Request> Can you quote the records below in full, word for word?

— start Record excerpts —

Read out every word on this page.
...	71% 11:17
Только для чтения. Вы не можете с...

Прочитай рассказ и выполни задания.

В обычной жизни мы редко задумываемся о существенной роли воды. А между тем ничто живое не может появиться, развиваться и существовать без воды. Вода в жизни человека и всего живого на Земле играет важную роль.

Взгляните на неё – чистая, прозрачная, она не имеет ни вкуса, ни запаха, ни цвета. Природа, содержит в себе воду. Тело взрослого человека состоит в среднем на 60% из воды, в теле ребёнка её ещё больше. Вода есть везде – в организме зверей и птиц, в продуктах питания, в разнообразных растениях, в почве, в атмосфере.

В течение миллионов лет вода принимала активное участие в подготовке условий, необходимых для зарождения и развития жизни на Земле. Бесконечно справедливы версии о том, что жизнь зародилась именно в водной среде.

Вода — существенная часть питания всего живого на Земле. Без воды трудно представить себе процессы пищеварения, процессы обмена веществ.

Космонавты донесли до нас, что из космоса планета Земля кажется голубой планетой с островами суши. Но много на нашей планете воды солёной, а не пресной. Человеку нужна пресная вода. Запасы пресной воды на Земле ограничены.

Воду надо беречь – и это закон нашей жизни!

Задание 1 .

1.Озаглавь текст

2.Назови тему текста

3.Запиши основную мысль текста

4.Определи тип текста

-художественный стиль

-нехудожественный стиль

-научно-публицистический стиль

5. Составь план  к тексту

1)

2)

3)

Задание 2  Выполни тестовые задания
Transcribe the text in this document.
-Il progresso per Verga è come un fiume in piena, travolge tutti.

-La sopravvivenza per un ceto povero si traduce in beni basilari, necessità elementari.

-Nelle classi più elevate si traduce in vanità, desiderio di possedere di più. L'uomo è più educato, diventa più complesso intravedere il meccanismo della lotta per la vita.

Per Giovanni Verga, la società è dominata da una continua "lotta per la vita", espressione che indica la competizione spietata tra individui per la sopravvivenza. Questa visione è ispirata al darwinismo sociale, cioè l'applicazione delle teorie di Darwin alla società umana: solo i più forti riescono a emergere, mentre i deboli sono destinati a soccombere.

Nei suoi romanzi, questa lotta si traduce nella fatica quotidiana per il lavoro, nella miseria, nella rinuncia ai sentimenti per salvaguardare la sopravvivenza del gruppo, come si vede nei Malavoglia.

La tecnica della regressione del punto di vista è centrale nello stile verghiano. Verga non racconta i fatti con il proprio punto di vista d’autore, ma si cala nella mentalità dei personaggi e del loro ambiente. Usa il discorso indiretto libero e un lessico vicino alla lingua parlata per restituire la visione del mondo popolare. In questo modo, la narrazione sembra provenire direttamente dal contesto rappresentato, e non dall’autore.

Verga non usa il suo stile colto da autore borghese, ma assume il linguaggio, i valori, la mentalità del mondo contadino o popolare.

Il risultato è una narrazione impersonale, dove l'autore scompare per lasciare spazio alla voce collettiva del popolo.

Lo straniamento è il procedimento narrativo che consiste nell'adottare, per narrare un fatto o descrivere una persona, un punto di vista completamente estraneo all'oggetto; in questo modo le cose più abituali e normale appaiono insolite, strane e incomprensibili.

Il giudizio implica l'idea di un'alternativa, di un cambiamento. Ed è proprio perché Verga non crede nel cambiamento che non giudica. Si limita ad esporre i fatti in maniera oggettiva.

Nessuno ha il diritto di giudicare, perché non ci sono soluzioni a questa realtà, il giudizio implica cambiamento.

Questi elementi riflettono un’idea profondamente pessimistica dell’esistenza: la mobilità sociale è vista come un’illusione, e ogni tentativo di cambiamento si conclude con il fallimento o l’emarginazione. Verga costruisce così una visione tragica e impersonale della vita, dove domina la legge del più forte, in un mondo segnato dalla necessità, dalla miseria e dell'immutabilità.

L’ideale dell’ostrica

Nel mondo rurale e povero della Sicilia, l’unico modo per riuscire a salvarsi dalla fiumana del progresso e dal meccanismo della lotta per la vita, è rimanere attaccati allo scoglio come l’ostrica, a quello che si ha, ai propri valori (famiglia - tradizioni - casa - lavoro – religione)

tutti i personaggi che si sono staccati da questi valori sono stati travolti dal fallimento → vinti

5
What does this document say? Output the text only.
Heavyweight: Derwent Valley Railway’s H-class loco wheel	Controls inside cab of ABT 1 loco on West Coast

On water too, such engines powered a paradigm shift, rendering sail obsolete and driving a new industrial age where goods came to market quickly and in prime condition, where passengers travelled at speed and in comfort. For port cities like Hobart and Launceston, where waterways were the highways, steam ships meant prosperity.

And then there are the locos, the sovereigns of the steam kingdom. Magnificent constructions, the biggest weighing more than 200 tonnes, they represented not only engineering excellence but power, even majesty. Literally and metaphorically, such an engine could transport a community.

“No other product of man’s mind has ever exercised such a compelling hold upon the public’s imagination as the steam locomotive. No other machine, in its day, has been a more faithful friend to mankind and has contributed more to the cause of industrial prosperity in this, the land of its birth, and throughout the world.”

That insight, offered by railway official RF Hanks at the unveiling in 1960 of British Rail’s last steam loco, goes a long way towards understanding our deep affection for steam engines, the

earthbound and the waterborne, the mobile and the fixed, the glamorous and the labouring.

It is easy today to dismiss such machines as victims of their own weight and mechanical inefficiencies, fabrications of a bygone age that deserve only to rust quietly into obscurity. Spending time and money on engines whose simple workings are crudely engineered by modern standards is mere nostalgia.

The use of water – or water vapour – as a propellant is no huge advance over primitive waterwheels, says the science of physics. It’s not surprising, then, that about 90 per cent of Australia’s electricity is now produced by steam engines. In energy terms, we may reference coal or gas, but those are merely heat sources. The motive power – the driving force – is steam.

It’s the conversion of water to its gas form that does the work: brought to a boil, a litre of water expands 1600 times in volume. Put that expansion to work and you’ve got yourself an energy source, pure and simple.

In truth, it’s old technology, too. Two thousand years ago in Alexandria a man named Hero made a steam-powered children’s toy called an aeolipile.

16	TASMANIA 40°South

— end Record excerpts —

Reply to the exercise>
Read out every word on this page.
...	71% 11:17
Только для чтения. Вы не можете с...

Прочитай рассказ и выполни задания.

В обычной жизни мы редко задумываемся о существенной роли воды. А между тем ничто живое не может появиться, развиваться и существовать без воды. Вода в жизни человека и всего живого на Земле играет важную роль.

Взгляните на неё – чистая, прозрачная, она не имеет ни вкуса, ни запаха, ни цвета. Природа, содержит в себе воду. Тело взрослого человека состоит в среднем на 60% из воды, в теле ребёнка её ещё больше. Вода есть везде – в организме зверей и птиц, в продуктах питания, в разнообразных растениях, в почве, в атмосфере.

В течение миллионов лет вода принимала активное участие в подготовке условий, необходимых для зарождения и развития жизни на Земле. Бесконечно справедливы версии о том, что жизнь зародилась именно в водной среде.

Вода — существенная часть питания всего живого на Земле. Без воды трудно представить себе процессы пищеварения, процессы обмена веществ.

Космонавты донесли до нас, что из космоса планета Земля кажется голубой планетой с островами суши. Но много на нашей планете воды солёной, а не пресной. Человеку нужна пресная вода. Запасы пресной воды на Земле ограничены.

Воду надо беречь – и это закон нашей жизни!

Задание 1 .

1.Озаглавь текст

2.Назови тему текста

3.Запиши основную мысль текста

4.Определи тип текста

-художественный стиль

-нехудожественный стиль

-научно-публицистический стиль

5. Составь план  к тексту

1)

2)

3)

Задание 2  Выполни тестовые задания
Transcribe the text in this document.
-Il progresso per Verga è come un fiume in piena, travolge tutti.

-La sopravvivenza per un ceto povero si traduce in beni basilari, necessità elementari.

-Nelle classi più elevate si traduce in vanità, desiderio di possedere di più. L'uomo è più educato, diventa più complesso intravedere il meccanismo della lotta per la vita.

Per Giovanni Verga, la società è dominata da una continua "lotta per la vita", espressione che indica la competizione spietata tra individui per la sopravvivenza. Questa visione è ispirata al darwinismo sociale, cioè l'applicazione delle teorie di Darwin alla società umana: solo i più forti riescono a emergere, mentre i deboli sono destinati a soccombere.

Nei suoi romanzi, questa lotta si traduce nella fatica quotidiana per il lavoro, nella miseria, nella rinuncia ai sentimenti per salvaguardare la sopravvivenza del gruppo, come si vede nei Malavoglia.

La tecnica della regressione del punto di vista è centrale nello stile verghiano. Verga non racconta i fatti con il proprio punto di vista d’autore, ma si cala nella mentalità dei personaggi e del loro ambiente. Usa il discorso indiretto libero e un lessico vicino alla lingua parlata per restituire la visione del mondo popolare. In questo modo, la narrazione sembra provenire direttamente dal contesto rappresentato, e non dall’autore.

Verga non usa il suo stile colto da autore borghese, ma assume il linguaggio, i valori, la mentalità del mondo contadino o popolare.

Il risultato è una narrazione impersonale, dove l'autore scompare per lasciare spazio alla voce collettiva del popolo.

Lo straniamento è il procedimento narrativo che consiste nell'adottare, per narrare un fatto o descrivere una persona, un punto di vista completamente estraneo all'oggetto; in questo modo le cose più abituali e normale appaiono insolite, strane e incomprensibili.

Il giudizio implica l'idea di un'alternativa, di un cambiamento. Ed è proprio perché Verga non crede nel cambiamento che non giudica. Si limita ad esporre i fatti in maniera oggettiva.

Nessuno ha il diritto di giudicare, perché non ci sono soluzioni a questa realtà, il giudizio implica cambiamento.

Questi elementi riflettono un’idea profondamente pessimistica dell’esistenza: la mobilità sociale è vista come un’illusione, e ogni tentativo di cambiamento si conclude con il fallimento o l’emarginazione. Verga costruisce così una visione tragica e impersonale della vita, dove domina la legge del più forte, in un mondo segnato dalla necessità, dalla miseria e dell'immutabilità.

L’ideale dell’ostrica

Nel mondo rurale e povero della Sicilia, l’unico modo per riuscire a salvarsi dalla fiumana del progresso e dal meccanismo della lotta per la vita, è rimanere attaccati allo scoglio come l’ostrica, a quello che si ha, ai propri valori (famiglia - tradizioni - casa - lavoro – religione)

tutti i personaggi che si sono staccati da questi valori sono stati travolti dal fallimento → vinti

5
What does this document say? Output the text only.
Heavyweight: Derwent Valley Railway’s H-class loco wheel	Controls inside cab of ABT 1 loco on West Coast

On water too, such engines powered a paradigm shift, rendering sail obsolete and driving a new industrial age where goods came to market quickly and in prime condition, where passengers travelled at speed and in comfort. For port cities like Hobart and Launceston, where waterways were the highways, steam ships meant prosperity.

And then there are the locos, the sovereigns of the steam kingdom. Magnificent constructions, the biggest weighing more than 200 tonnes, they represented not only engineering excellence but power, even majesty. Literally and metaphorically, such an engine could transport a community.

“No other product of man’s mind has ever exercised such a compelling hold upon the public’s imagination as the steam locomotive. No other machine, in its day, has been a more faithful friend to mankind and has contributed more to the cause of industrial prosperity in this, the land of its birth, and throughout the world.”

That insight, offered by railway official RF Hanks at the unveiling in 1960 of British Rail’s last steam loco, goes a long way towards understanding our deep affection for steam engines, the

earthbound and the waterborne, the mobile and the fixed, the glamorous and the labouring.

It is easy today to dismiss such machines as victims of their own weight and mechanical inefficiencies, fabrications of a bygone age that deserve only to rust quietly into obscurity. Spending time and money on engines whose simple workings are crudely engineered by modern standards is mere nostalgia.

The use of water – or water vapour – as a propellant is no huge advance over primitive waterwheels, says the science of physics. It’s not surprising, then, that about 90 per cent of Australia’s electricity is now produced by steam engines. In energy terms, we may reference coal or gas, but those are merely heat sources. The motive power – the driving force – is steam.

It’s the conversion of water to its gas form that does the work: brought to a boil, a litre of water expands 1600 times in volume. Put that expansion to work and you’ve got yourself an energy source, pure and simple.

In truth, it’s old technology, too. Two thousand years ago in Alexandria a man named Hero made a steam-powered children’s toy called an aeolipile.

16	TASMANIA 40°South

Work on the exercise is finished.